§ **What is needed**
Please print the full listing exactly.

§ **Data supplied**
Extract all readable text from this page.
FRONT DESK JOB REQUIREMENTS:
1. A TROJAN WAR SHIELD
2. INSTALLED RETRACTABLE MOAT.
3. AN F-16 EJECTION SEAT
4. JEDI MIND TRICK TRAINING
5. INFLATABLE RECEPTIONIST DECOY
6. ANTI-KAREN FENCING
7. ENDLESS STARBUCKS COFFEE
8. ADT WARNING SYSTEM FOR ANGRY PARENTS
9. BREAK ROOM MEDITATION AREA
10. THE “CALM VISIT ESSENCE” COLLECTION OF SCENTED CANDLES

§ **Correct result**
Extract all readable text from this page.
FRONT DESK JOB REQUIREMENTS:
1. A TROJAN WAR SHIELD
2. INSTALLED RETRACTABLE MOAT.
3. AN F-16 EJECTION SEAT
4. JEDI MIND TRICK TRAINING
5. INFLATABLE RECEPTIONIST DECOY
6. ANTI-KAREN FENCING
7. ENDLESS STARBUCKS COFFEE
8. ADT WARNING SYSTEM FOR ANGRY PARENTS
9. BREAK ROOM MEDITATION AREA
10. THE “CALM VISIT ESSENCE” COLLECTION OF SCENTED CANDLES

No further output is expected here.